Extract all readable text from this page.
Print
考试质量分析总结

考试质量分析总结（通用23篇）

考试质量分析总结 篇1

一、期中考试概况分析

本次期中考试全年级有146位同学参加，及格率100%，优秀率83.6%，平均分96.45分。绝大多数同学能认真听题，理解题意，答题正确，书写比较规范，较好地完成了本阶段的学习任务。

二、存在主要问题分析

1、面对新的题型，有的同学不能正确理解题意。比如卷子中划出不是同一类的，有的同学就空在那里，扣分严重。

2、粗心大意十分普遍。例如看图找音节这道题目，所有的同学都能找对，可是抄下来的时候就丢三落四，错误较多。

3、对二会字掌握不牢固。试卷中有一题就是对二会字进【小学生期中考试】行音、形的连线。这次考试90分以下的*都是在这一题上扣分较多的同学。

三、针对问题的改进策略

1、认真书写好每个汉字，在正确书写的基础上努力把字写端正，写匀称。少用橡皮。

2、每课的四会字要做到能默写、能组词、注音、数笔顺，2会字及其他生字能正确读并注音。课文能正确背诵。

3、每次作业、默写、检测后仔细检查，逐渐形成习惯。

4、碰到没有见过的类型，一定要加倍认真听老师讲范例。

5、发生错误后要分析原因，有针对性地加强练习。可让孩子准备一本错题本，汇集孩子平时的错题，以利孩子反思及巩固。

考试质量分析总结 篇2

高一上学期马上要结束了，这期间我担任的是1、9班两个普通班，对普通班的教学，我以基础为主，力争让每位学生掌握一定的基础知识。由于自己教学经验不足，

● ● ● ● ●

▶ [Your goal] Copy all of the data. Keep every word exactly as it is.

▶ [Expected output]
Extract all readable text from this page.
Print
考试质量分析总结

考试质量分析总结（通用23篇）

考试质量分析总结 篇1

一、期中考试概况分析

本次期中考试全年级有146位同学参加，及格率100%，优秀率83.6%，平均分96.45分。绝大多数同学能认真听题，理解题意，答题正确，书写比较规范，较好地完成了本阶段的学习任务。

二、存在主要问题分析

1、面对新的题型，有的同学不能正确理解题意。比如卷子中划出不是同一类的，有的同学就空在那里，扣分严重。

2、粗心大意十分普遍。例如看图找音节这道题目，所有的同学都能找对，可是抄下来的时候就丢三落四，错误较多。

3、对二会字掌握不牢固。试卷中有一题就是对二会字进【小学生期中考试】行音、形的连线。这次考试90分以下的*都是在这一题上扣分较多的同学。

三、针对问题的改进策略

1、认真书写好每个汉字，在正确书写的基础上努力把字写端正，写匀称。少用橡皮。

2、每课的四会字要做到能默写、能组词、注音、数笔顺，2会字及其他生字能正确读并注音。课文能正确背诵。

3、每次作业、默写、检测后仔细检查，逐渐形成习惯。

4、碰到没有见过的类型，一定要加倍认真听老师讲范例。

5、发生错误后要分析原因，有针对性地加强练习。可让孩子准备一本错题本，汇集孩子平时的错题，以利孩子反思及巩固。

考试质量分析总结 篇2

高一上学期马上要结束了，这期间我担任的是1、9班两个普通班，对普通班的教学，我以基础为主，力争让每位学生掌握一定的基础知识。由于自己教学经验不足，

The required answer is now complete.